(TEXTO DE LECTURA)
# # # #

Las democracias del mundo enfrentan un enemigo común y persistente: la desinformación. En esta época en que la información fluye con gran velocidad y tiene un alcance sin precedentes, el avance acelerado de las tecnologías trajo consigo una serie de retos que han puesto en entredicho la manera en la que las sociedades se organizan políticamente y garantizan los derechos de quienes las integran.
Casos como el de Cambridge Analytica, la empresa británica dedicada al análisis de datos que influyó en las elecciones presidenciales de Estados Unidos en 2016 mediante la recolección de datos personales de millones de usuarios de Facebook sin su consentimiento, para elaborar perfiles psicográficos que le permitieron dirigir anuncios políticos personalizados, dejaron de manifiesto que la desinformación y las noticias falsas dirigidas pueden desvirtuar la vida democrática de un país.

# # # #

(EXTRACTOS DE DATOS)
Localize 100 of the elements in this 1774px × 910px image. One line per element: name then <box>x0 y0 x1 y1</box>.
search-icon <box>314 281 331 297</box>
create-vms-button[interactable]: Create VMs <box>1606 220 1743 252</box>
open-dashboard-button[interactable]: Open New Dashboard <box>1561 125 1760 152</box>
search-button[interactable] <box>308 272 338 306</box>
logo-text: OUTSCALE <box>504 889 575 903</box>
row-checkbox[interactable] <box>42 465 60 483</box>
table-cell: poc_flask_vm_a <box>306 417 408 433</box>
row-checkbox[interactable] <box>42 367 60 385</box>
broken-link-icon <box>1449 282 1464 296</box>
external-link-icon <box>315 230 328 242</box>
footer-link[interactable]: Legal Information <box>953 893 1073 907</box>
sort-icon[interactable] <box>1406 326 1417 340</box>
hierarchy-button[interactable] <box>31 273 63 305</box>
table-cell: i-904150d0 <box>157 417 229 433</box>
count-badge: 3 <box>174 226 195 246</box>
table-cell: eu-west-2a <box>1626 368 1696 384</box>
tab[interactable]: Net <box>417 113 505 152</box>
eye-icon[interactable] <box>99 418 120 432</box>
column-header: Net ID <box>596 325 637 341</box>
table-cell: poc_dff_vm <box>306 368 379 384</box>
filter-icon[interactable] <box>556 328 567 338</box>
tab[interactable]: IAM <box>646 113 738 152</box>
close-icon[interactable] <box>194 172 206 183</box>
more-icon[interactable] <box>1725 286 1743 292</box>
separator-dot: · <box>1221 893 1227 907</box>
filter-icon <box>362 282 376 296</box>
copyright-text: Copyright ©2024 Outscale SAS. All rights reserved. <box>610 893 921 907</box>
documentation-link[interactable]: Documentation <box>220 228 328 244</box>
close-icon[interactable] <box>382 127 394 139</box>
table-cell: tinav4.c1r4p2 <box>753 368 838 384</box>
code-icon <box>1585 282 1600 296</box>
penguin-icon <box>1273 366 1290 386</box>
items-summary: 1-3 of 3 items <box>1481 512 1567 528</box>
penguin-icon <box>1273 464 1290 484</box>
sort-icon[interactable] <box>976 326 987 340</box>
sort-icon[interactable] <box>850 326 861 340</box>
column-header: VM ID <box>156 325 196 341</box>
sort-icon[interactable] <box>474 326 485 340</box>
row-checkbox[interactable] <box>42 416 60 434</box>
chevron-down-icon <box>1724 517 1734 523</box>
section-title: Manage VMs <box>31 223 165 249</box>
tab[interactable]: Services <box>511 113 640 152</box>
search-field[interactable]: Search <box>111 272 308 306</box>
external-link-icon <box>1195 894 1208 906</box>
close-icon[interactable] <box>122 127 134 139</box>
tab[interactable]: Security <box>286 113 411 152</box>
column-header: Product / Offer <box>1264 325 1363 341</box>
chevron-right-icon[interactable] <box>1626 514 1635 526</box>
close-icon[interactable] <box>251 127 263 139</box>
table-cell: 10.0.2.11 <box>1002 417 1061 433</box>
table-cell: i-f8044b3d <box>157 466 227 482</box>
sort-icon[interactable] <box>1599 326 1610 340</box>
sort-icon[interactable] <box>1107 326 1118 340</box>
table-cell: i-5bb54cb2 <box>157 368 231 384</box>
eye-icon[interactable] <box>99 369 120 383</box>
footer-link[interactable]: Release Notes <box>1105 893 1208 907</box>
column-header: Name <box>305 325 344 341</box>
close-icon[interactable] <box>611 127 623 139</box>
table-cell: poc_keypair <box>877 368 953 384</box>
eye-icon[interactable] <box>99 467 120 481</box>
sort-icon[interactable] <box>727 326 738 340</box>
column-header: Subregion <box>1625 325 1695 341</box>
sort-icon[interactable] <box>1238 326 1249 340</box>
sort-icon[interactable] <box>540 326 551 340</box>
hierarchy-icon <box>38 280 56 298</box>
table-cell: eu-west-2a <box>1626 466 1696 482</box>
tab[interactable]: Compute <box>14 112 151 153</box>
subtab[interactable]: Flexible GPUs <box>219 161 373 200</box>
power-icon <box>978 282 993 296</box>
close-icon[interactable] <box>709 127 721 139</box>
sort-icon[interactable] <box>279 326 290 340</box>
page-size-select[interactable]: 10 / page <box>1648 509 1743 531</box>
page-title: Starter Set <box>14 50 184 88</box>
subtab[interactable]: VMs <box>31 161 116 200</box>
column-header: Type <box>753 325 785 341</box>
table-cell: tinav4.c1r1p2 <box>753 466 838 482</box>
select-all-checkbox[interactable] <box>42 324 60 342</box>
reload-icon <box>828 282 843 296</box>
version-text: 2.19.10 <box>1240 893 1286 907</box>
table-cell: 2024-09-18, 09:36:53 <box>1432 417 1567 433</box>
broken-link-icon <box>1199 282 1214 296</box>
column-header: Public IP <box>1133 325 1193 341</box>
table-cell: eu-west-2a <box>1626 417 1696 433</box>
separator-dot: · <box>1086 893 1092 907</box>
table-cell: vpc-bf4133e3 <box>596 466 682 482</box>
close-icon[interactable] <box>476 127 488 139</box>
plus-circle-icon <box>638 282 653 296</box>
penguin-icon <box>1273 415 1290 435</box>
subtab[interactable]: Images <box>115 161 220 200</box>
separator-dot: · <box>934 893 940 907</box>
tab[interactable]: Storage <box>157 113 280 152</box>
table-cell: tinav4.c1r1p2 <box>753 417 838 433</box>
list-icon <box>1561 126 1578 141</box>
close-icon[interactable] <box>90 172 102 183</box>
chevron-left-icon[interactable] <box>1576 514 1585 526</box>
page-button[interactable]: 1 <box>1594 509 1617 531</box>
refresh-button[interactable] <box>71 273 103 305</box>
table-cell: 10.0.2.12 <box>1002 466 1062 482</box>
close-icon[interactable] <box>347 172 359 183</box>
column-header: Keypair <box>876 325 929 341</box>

# # # #

(CONSIGNA 1)
Enumera todos los nombres propios que figuran en el texto sobre la desinformación.
(CONSIGNA 2)
Cita literalmente el pasaje del texto sobre la desinformación que comienza en «Casos como el» y termina en «de un país.», ambos incluidos.

(RESPUESTA 1)
Cambridge Analytica, Estados Unidos, Facebook

(RESPUESTA 2)
Casos como el de Cambridge Analytica, la empresa británica dedicada al análisis de datos que influyó en las elecciones presidenciales de Estados Unidos en 2016 mediante la recolección de datos personales de millones de usuarios de Facebook sin su consentimiento, para elaborar perfiles psicográficos que le permitieron dirigir anuncios políticos personalizados, dejaron de manifiesto que la desinformación y las noticias falsas dirigidas pueden desvirtuar la vida democrática de un país.